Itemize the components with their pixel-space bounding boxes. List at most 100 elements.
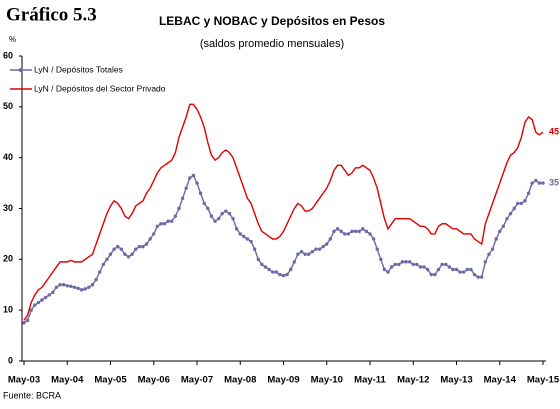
series-marker — [375, 247, 379, 251]
x-tick-label: May-08 — [224, 375, 256, 386]
series-marker — [328, 237, 333, 241]
series-line — [23, 103, 544, 321]
series-marker — [234, 227, 239, 231]
series-marker — [141, 244, 145, 249]
end-label: 35 — [549, 177, 559, 187]
series-marker — [537, 181, 542, 185]
series-marker — [198, 191, 203, 195]
series-marker — [126, 255, 131, 259]
legend-label: LyN / Depósitos del Sector Privado — [34, 83, 166, 93]
series-marker — [76, 286, 80, 291]
series-marker — [418, 265, 423, 269]
series-marker — [501, 224, 506, 228]
series-marker — [523, 199, 527, 203]
y-tick-label: 20 — [3, 254, 13, 264]
x-tick-label: May-13 — [440, 375, 472, 386]
series-marker — [534, 178, 538, 183]
series-marker — [483, 260, 488, 264]
series-marker — [465, 267, 470, 272]
series-marker — [137, 244, 142, 249]
y-tick-label: 60 — [3, 50, 13, 60]
series-marker — [357, 229, 361, 234]
series-marker — [123, 252, 127, 256]
series-marker — [335, 227, 340, 231]
series-marker — [389, 265, 394, 269]
series-marker — [443, 262, 448, 267]
series-marker — [65, 284, 69, 288]
series-marker — [209, 214, 214, 218]
x-tick-label: May-15 — [527, 375, 560, 386]
series-marker — [54, 285, 59, 289]
series-marker — [299, 250, 304, 254]
series-marker — [494, 237, 498, 241]
series-marker — [415, 262, 419, 267]
y-unit: % — [9, 35, 16, 44]
series-marker — [346, 232, 351, 236]
series-marker — [476, 275, 480, 279]
series-marker — [267, 267, 271, 272]
series-marker — [436, 267, 441, 272]
series-marker — [303, 252, 307, 256]
series-marker — [220, 211, 224, 216]
series-marker — [368, 232, 372, 236]
series-marker — [487, 252, 491, 256]
series-marker — [173, 214, 178, 218]
series-marker — [188, 176, 192, 180]
x-tick-label: May-03 — [8, 375, 40, 386]
series-marker — [22, 321, 26, 325]
y-tick-label: 50 — [3, 101, 13, 111]
series-line — [23, 174, 543, 324]
series-marker — [97, 270, 102, 274]
series-marker — [166, 219, 170, 223]
series-marker — [180, 196, 185, 201]
series-marker — [36, 300, 41, 305]
series-marker — [33, 303, 37, 307]
series-marker — [371, 237, 376, 241]
series-marker — [447, 265, 451, 269]
chart-subtitle: (saldos promedio mensuales) — [200, 38, 344, 50]
series-marker — [278, 272, 282, 277]
series-marker — [242, 234, 246, 239]
series-marker — [213, 219, 217, 223]
x-tick-label: May-09 — [267, 375, 299, 386]
series-marker — [134, 247, 138, 251]
series-marker — [307, 252, 311, 256]
series-marker — [162, 222, 167, 226]
series-marker — [130, 252, 134, 256]
series-marker — [263, 265, 268, 269]
series-marker — [108, 252, 113, 256]
x-tick-label: May-12 — [397, 375, 429, 386]
series-marker — [310, 250, 315, 254]
series-marker — [422, 265, 426, 269]
series-marker — [400, 260, 405, 264]
series-marker — [296, 252, 300, 256]
series-marker — [393, 262, 397, 267]
series-marker — [397, 262, 401, 267]
series-marker — [191, 173, 196, 178]
series-marker — [519, 201, 524, 206]
series-marker — [516, 201, 520, 206]
series-marker — [260, 262, 264, 267]
x-tick-label: May-10 — [311, 375, 343, 386]
series-marker — [353, 229, 358, 234]
series-marker — [238, 232, 242, 236]
chart-title: LEBAC y NOBAC y Depósitos en Pesos — [159, 14, 385, 28]
series-marker — [43, 295, 48, 300]
series-marker — [404, 260, 408, 264]
series-marker — [526, 191, 531, 195]
series-marker — [87, 285, 91, 289]
series-marker — [148, 237, 152, 241]
series-marker — [40, 298, 44, 302]
series-marker — [289, 267, 293, 272]
series-marker — [119, 247, 124, 251]
series-marker — [83, 287, 87, 291]
x-tick-label: May-04 — [51, 375, 84, 386]
series-marker — [472, 272, 477, 277]
series-marker — [379, 257, 383, 262]
figure-label: Gráfico 5.3 — [6, 4, 97, 25]
series-marker — [249, 239, 253, 244]
x-tick-label: May-05 — [94, 375, 127, 386]
series-marker — [292, 260, 297, 264]
series-marker — [458, 270, 462, 274]
x-tick-label: May-07 — [181, 375, 213, 386]
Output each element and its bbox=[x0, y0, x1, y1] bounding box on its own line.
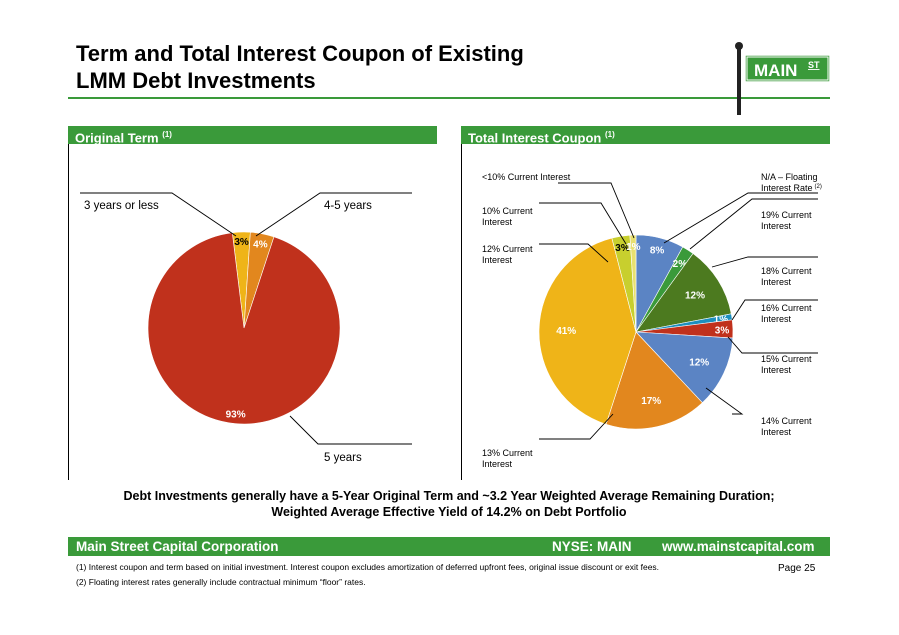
page-title: Term and Total Interest Coupon of Existi… bbox=[76, 40, 596, 94]
coupon-category-label-3-line-2: Interest bbox=[761, 314, 792, 324]
logo-sign bbox=[744, 54, 831, 83]
chart-labels: 3 years or less 4-5 years 5 years <10% Curr… bbox=[84, 172, 822, 469]
footer-bar: Main Street Capital Corporation NYSE: MA… bbox=[68, 537, 830, 556]
term-value-label-2: 93% bbox=[226, 410, 246, 421]
tagline-line-2: Weighted Average Effective Yield of 14.2… bbox=[271, 505, 627, 519]
coupon-category-label-6-line-1: 13% Current bbox=[482, 448, 533, 458]
coupon-leader-0 bbox=[663, 192, 818, 244]
coupon-category-label-3-line-1: 16% Current bbox=[761, 303, 812, 313]
coupon-leader-9 bbox=[558, 182, 635, 239]
footer-company: Main Street Capital Corporation bbox=[76, 539, 279, 554]
logo-pole bbox=[737, 48, 741, 115]
coupon-category-label-7-line-1: 12% Current bbox=[482, 244, 533, 254]
footer-ticker: NYSE: MAIN bbox=[552, 539, 632, 554]
title-line-2: LMM Debt Investments bbox=[76, 68, 316, 93]
coupon-slice-7 bbox=[538, 237, 637, 425]
coupon-leader-1 bbox=[689, 198, 818, 250]
logo-pole-cap bbox=[735, 42, 743, 50]
title-divider bbox=[68, 97, 830, 99]
main-street-logo: MAIN ST bbox=[735, 42, 831, 115]
coupon-category-label-0-line-2: Interest Rate (2) bbox=[761, 183, 822, 193]
title-line-1: Term and Total Interest Coupon of Existi… bbox=[76, 41, 524, 66]
term-slice-2 bbox=[147, 232, 341, 425]
term-leader-2 bbox=[289, 415, 412, 445]
coupon-value-label-8: 3% bbox=[615, 243, 630, 254]
coupon-category-label-4-line-1: 15% Current bbox=[761, 354, 812, 364]
footnote-1: (1) Interest coupon and term based on in… bbox=[76, 562, 660, 572]
footer-website[interactable]: www.mainstcapital.com bbox=[662, 539, 815, 554]
term-leader-0 bbox=[80, 192, 237, 237]
coupon-category-label-1-line-2: Interest bbox=[761, 221, 792, 231]
page-number: Page 25 bbox=[778, 563, 816, 574]
interest-coupon-footnote-ref: (1) bbox=[605, 130, 615, 139]
coupon-category-label-2-line-1: 18% Current bbox=[761, 266, 812, 276]
coupon-leader-3 bbox=[731, 299, 818, 321]
coupon-category-label-1-line-1: 19% Current bbox=[761, 210, 812, 220]
coupon-category-label-7-line-2: Interest bbox=[482, 255, 513, 265]
coupon-leader-8 bbox=[539, 202, 627, 245]
coupon-category-label-8-line-1: 10% Current bbox=[482, 206, 533, 216]
term-leader-1 bbox=[255, 192, 412, 237]
coupon-category-label-6-line-2: Interest bbox=[482, 459, 513, 469]
left-panel-border bbox=[68, 144, 69, 480]
tagline-line-1: Debt Investments generally have a 5-Year… bbox=[123, 489, 775, 503]
logo-text: MAIN bbox=[754, 61, 797, 80]
original-term-header: Original Term (1) bbox=[68, 126, 437, 146]
coupon-leader-2 bbox=[711, 256, 818, 268]
interest-coupon-header: Total Interest Coupon (1) bbox=[461, 126, 830, 146]
term-value-label-1: 4% bbox=[253, 240, 268, 251]
coupon-category-label-9-line-1: <10% Current Interest bbox=[482, 172, 571, 182]
coupon-category-label-0-line-1: N/A – Floating bbox=[761, 172, 818, 182]
coupon-value-label-2: 12% bbox=[685, 291, 705, 302]
coupon-value-label-0: 8% bbox=[650, 246, 665, 257]
coupon-leader-4 bbox=[727, 336, 818, 354]
coupon-leader-7 bbox=[539, 243, 609, 263]
right-panel-border bbox=[461, 144, 462, 480]
coupon-slice-6 bbox=[605, 331, 703, 430]
coupon-category-label-8-line-2: Interest bbox=[482, 217, 513, 227]
coupon-category-label-0-ref: (2) bbox=[815, 184, 822, 190]
term-category-label-1: 4-5 years bbox=[324, 200, 372, 212]
coupon-slice-5 bbox=[635, 331, 734, 404]
footnote-2: (2) Floating interest rates generally in… bbox=[76, 577, 366, 587]
coupon-value-label-3: 1% bbox=[714, 315, 729, 326]
summary-tagline: Debt Investments generally have a 5-Year… bbox=[68, 488, 830, 520]
term-value-label-0: 3% bbox=[234, 237, 249, 248]
coupon-value-label-7: 41% bbox=[556, 326, 576, 337]
coupon-value-label-9: 1% bbox=[626, 242, 641, 253]
original-term-pie: 3% 4% 93% bbox=[147, 231, 341, 425]
term-category-label-2: 5 years bbox=[324, 452, 362, 464]
term-category-label-0: 3 years or less bbox=[84, 200, 159, 212]
logo-superscript: ST bbox=[808, 60, 820, 70]
coupon-leader-5 bbox=[705, 387, 744, 415]
coupon-value-label-4: 3% bbox=[715, 325, 730, 336]
coupon-category-label-5-line-2: Interest bbox=[761, 427, 792, 437]
coupon-leader-6 bbox=[539, 413, 614, 440]
coupon-value-label-1: 2% bbox=[673, 259, 688, 270]
coupon-category-label-5-line-1: 14% Current bbox=[761, 416, 812, 426]
interest-coupon-title: Total Interest Coupon bbox=[468, 130, 602, 146]
coupon-slice-2 bbox=[635, 253, 732, 333]
coupon-category-label-2-line-2: Interest bbox=[761, 277, 792, 287]
original-term-title: Original Term bbox=[75, 130, 159, 146]
coupon-value-label-5: 12% bbox=[689, 358, 709, 369]
coupon-value-label-6: 17% bbox=[641, 396, 661, 407]
coupon-category-label-4-line-2: Interest bbox=[761, 365, 792, 375]
logo-sign-border bbox=[746, 56, 829, 81]
original-term-footnote-ref: (1) bbox=[162, 130, 172, 139]
interest-coupon-pie: 8%2%12%1%3%12%17%41%3%1% bbox=[538, 234, 734, 430]
leader-lines bbox=[80, 182, 818, 445]
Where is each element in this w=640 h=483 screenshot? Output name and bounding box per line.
__________________________________________________
> [TAREA PLANTEADA]
Convierte en una tabla Markdown las líneas del material, empezando por la que contiene «series-marker — [375, 247, 379, 251]» y terminando después de la que contiene «x-tick-label: May-09 — [267, 375, 299, 386]». Usa las columnas «Fila» y «Línea» para el número de fila y el texto de cada línea, y omite las líneas en blanco.

> [SOLUCIÓN DEL EJERCICIO]
| Fila | Línea |
|---|---|
| 1 | series-marker — [375, 247, 379, 251] |
| 2 | x-tick-label: May-08 — [224, 375, 256, 386] |
| 3 | series-marker — [328, 237, 333, 241] |
| 4 | series-line — [23, 103, 544, 321] |
| 5 | series-marker — [234, 227, 239, 231] |
| 6 | series-marker — [141, 244, 145, 249] |
| 7 | end-label: 35 — [549, 177, 559, 187] |
| 8 | series-marker — [537, 181, 542, 185] |
| 9 | series-marker — [198, 191, 203, 195] |
| 10 | series-marker — [126, 255, 131, 259] |
| 11 | legend-label: LyN / Depósitos del Sector Privado — [34, 83, 166, 93] |
| 12 | series-marker — [76, 286, 80, 291] |
| 13 | series-marker — [418, 265, 423, 269] |
| 14 | series-marker — [501, 224, 506, 228] |
| 15 | series-marker — [523, 199, 527, 203] |
| 16 | y-tick-label: 20 — [3, 254, 13, 264] |
| 17 | x-tick-label: May-13 — [440, 375, 472, 386] |
| 18 | series-marker — [534, 178, 538, 183] |
| 19 | series-marker — [483, 260, 488, 264] |
| 20 | series-marker — [465, 267, 470, 272] |
| 21 | series-marker — [137, 244, 142, 249] |
| 22 | y-tick-label: 60 — [3, 50, 13, 60] |
| 23 | series-marker — [357, 229, 361, 234] |
| 24 | series-marker — [123, 252, 127, 256] |
| 25 | series-marker — [335, 227, 340, 231] |
| 26 | series-marker — [389, 265, 394, 269] |
| 27 | series-marker — [443, 262, 448, 267] |
| 28 | series-marker — [65, 284, 69, 288] |
| 29 | series-marker — [209, 214, 214, 218] |
| 30 | x-tick-label: May-15 — [527, 375, 560, 386] |
| 31 | series-marker — [54, 285, 59, 289] |
| 32 | series-marker — [299, 250, 304, 254] |
| 33 | series-marker — [494, 237, 498, 241] |
| 34 | series-marker — [415, 262, 419, 267] |
| 35 | y-unit: % — [9, 35, 16, 44] |
| 36 | series-marker — [346, 232, 351, 236] |
| 37 | series-marker — [476, 275, 480, 279] |
| 38 | series-marker — [267, 267, 271, 272] |
| 39 | series-marker — [436, 267, 441, 272] |
| 40 | series-marker — [303, 252, 307, 256] |
| 41 | series-marker — [220, 211, 224, 216] |
| 42 | series-marker — [368, 232, 372, 236] |
| 43 | series-marker — [487, 252, 491, 256] |
| 44 | series-marker — [173, 214, 178, 218] |
| 45 | series-marker — [188, 176, 192, 180] |
| 46 | x-tick-label: May-03 — [8, 375, 40, 386] |
| 47 | series-marker — [22, 321, 26, 325] |
| 48 | y-tick-label: 50 — [3, 101, 13, 111] |
| 49 | series-line — [23, 174, 543, 324] |
| 50 | series-marker — [97, 270, 102, 274] |
| 51 | series-marker — [166, 219, 170, 223] |
| 52 | series-marker — [180, 196, 185, 201] |
| 53 | series-marker — [36, 300, 41, 305] |
| 54 | series-marker — [33, 303, 37, 307] |
| 55 | series-marker — [371, 237, 376, 241] |
| 56 | series-marker — [447, 265, 451, 269] |
| 57 | chart-subtitle: (saldos promedio mensuales) — [200, 38, 344, 50] |
| 58 | series-marker — [278, 272, 282, 277] |
| 59 | series-marker — [242, 234, 246, 239] |
| 60 | series-marker — [213, 219, 217, 223] |
| 61 | x-tick-label: May-09 — [267, 375, 299, 386] |